··· Input records ···

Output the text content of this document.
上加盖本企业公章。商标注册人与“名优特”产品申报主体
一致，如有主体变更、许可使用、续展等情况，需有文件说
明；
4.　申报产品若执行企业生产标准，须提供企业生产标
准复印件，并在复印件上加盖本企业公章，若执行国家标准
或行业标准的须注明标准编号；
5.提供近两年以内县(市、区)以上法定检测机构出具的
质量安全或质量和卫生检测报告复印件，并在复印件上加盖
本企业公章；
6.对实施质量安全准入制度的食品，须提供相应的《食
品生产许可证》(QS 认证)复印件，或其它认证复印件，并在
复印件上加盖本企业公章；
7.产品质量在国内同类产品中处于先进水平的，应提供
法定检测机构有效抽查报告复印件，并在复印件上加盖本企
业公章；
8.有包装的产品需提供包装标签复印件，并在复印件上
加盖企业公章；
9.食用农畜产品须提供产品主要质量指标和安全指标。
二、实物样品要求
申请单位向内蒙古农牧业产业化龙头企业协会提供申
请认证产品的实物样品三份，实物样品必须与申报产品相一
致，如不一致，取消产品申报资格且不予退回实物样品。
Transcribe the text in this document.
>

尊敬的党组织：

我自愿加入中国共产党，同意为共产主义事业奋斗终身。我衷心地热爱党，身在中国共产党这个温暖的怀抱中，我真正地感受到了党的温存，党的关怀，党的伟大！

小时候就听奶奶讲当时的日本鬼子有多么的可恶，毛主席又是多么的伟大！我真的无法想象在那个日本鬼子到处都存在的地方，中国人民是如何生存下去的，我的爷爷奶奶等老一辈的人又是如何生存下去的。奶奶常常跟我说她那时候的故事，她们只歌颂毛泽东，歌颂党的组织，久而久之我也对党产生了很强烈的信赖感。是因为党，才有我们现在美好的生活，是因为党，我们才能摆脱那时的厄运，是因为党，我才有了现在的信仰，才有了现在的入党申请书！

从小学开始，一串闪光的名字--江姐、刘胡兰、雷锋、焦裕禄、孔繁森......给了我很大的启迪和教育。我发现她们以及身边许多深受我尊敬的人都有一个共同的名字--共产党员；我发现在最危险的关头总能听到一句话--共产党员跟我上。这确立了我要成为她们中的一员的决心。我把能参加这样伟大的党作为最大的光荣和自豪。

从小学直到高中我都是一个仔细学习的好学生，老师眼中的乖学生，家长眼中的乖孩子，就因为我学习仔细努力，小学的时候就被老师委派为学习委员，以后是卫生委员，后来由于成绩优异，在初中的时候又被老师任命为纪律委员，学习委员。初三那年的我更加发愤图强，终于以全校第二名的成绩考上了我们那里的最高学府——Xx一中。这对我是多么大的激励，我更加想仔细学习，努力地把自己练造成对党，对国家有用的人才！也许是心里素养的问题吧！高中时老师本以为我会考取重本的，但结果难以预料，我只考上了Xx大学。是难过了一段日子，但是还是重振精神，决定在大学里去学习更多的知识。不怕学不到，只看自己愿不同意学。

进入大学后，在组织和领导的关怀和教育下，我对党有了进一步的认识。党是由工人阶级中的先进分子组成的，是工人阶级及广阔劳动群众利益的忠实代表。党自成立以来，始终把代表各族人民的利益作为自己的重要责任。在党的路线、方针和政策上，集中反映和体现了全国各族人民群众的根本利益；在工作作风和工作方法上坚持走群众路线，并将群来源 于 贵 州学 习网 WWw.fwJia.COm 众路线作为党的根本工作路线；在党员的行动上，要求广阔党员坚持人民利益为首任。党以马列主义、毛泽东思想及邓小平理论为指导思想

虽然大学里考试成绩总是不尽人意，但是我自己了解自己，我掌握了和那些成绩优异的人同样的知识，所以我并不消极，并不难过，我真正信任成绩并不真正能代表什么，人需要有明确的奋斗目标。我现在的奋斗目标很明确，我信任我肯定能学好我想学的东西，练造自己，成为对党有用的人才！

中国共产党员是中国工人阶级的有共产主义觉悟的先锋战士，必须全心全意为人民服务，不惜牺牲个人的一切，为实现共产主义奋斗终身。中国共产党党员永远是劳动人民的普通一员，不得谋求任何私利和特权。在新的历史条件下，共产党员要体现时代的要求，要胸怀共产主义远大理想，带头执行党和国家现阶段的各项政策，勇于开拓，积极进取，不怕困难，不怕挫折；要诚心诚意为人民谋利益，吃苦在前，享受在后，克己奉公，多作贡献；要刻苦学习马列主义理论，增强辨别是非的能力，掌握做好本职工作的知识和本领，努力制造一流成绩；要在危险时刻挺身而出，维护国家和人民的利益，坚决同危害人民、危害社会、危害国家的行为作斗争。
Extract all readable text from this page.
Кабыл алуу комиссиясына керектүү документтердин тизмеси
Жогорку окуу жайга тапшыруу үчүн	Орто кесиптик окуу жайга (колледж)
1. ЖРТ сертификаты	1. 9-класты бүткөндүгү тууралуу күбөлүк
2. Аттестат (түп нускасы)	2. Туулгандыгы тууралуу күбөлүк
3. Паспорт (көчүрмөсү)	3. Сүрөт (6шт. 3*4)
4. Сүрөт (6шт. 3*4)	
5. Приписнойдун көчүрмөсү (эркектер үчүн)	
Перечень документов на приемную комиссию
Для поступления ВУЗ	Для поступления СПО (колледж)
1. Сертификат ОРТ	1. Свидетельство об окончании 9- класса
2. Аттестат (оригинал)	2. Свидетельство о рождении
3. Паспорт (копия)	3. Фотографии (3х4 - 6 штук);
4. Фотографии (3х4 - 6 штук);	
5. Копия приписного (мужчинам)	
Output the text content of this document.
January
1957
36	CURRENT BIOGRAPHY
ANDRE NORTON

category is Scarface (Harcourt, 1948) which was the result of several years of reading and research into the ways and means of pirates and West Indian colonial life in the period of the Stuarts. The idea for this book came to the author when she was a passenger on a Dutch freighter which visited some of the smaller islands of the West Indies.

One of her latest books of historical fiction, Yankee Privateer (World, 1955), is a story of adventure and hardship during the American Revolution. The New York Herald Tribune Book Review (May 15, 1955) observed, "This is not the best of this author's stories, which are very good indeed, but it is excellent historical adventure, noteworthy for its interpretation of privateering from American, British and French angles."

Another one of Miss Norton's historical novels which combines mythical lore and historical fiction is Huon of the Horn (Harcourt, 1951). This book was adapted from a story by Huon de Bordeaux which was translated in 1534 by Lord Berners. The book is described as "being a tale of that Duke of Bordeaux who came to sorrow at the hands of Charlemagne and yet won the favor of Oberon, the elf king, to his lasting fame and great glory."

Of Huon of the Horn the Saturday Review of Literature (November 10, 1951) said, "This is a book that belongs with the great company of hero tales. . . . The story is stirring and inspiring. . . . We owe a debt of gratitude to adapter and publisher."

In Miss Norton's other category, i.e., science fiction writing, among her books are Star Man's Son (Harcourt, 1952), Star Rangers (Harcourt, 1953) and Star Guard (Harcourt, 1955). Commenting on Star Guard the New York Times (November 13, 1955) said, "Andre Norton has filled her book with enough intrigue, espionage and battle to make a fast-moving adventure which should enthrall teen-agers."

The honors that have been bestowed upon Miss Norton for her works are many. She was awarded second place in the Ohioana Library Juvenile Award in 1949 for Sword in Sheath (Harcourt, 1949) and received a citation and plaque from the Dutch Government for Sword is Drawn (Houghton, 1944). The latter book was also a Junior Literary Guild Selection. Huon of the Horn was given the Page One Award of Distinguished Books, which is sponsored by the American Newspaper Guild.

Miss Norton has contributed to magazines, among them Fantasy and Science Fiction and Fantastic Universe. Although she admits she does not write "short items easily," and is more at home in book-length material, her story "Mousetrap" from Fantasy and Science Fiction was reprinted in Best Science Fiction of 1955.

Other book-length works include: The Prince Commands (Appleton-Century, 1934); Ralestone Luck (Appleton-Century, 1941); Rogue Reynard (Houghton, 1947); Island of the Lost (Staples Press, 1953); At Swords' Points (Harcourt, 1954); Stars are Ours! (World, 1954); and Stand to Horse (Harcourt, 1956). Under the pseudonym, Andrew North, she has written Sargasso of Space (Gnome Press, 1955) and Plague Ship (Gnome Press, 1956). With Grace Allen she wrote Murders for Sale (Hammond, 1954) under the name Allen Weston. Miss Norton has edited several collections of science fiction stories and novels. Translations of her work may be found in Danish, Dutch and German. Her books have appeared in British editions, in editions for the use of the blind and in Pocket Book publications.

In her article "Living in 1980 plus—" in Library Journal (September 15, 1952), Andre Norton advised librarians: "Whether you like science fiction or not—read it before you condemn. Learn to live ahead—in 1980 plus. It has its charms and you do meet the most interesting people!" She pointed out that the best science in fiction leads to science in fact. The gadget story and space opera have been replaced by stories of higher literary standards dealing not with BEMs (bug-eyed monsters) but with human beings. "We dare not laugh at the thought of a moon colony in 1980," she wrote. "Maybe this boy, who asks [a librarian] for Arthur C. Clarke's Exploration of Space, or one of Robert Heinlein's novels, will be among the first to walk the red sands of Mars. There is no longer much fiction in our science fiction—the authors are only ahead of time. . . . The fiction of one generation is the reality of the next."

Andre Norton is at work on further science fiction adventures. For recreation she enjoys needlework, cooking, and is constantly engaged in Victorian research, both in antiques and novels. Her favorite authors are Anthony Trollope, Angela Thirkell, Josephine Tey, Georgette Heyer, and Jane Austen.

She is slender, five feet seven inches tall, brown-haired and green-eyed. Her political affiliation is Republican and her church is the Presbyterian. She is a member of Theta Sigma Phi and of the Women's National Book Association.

···

* Instruction:
Reply with nothing except the number of lines in the listing above that include "York".

* Expected answer:
2